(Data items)
——————
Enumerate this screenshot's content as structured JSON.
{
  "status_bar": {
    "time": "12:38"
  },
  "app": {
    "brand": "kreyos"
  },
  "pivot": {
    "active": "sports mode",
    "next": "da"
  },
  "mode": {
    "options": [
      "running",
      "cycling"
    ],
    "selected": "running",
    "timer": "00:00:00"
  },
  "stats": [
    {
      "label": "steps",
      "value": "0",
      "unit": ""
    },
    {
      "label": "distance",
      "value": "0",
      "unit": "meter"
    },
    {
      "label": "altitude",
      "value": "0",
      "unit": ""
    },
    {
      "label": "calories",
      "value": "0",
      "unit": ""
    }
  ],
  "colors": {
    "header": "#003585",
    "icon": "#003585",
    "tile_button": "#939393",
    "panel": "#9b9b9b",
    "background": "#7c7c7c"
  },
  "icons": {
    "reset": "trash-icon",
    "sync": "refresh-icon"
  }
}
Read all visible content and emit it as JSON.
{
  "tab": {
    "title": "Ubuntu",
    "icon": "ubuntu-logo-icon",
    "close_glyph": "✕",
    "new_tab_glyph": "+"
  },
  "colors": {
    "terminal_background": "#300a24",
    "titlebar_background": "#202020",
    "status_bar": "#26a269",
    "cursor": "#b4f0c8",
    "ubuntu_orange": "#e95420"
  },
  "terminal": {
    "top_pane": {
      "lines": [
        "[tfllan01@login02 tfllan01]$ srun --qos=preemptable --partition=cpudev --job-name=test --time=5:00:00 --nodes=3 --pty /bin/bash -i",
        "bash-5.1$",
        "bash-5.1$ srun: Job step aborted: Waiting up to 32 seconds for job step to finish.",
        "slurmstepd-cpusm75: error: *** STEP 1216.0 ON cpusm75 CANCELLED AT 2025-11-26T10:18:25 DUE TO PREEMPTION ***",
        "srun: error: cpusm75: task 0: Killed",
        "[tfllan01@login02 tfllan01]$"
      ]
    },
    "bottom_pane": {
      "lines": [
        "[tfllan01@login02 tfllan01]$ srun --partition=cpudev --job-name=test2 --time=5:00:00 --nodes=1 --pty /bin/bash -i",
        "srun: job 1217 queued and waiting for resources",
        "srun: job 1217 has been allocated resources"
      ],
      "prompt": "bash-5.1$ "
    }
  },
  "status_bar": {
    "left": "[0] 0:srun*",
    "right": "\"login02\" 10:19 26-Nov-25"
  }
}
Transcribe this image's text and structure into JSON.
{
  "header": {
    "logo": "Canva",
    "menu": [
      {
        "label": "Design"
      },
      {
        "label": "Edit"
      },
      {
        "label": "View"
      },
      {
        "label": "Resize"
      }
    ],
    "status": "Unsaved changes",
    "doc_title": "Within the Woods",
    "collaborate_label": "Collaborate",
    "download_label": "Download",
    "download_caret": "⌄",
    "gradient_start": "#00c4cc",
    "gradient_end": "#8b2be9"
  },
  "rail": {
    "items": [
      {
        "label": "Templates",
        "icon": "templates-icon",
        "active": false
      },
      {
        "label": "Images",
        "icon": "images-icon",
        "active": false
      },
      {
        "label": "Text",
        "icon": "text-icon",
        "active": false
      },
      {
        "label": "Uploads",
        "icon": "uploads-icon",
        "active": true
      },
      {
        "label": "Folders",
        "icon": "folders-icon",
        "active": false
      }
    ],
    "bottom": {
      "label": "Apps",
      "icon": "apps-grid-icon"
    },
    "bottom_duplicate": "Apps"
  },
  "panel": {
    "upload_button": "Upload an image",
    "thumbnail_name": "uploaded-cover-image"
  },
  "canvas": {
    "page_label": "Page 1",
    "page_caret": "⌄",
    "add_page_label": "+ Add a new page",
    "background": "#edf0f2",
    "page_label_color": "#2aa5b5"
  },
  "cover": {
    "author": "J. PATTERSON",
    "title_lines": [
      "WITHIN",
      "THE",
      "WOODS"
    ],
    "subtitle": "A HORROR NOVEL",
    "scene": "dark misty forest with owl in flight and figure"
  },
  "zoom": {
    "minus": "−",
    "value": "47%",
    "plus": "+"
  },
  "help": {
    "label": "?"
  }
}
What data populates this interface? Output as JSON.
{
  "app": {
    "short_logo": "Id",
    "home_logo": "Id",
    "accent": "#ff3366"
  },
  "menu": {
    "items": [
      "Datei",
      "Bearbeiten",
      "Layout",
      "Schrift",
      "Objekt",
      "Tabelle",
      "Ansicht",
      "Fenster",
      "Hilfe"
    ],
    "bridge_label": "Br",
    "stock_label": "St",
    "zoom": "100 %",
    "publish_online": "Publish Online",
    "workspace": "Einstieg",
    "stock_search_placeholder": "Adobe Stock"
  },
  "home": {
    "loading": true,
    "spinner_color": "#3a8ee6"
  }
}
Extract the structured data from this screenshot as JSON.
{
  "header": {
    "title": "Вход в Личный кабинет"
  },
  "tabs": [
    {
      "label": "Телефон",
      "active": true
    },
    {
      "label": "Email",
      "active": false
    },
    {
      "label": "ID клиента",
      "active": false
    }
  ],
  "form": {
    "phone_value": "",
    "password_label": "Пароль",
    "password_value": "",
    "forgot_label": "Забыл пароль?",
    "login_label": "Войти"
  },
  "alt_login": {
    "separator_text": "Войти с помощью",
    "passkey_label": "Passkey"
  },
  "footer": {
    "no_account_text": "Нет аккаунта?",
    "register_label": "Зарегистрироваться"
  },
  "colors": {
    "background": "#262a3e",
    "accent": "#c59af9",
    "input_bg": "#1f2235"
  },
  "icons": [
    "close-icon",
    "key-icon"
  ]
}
——————
Report how many lines include the word "resources". Give nothing but the number.

COMPLETED TASK: 2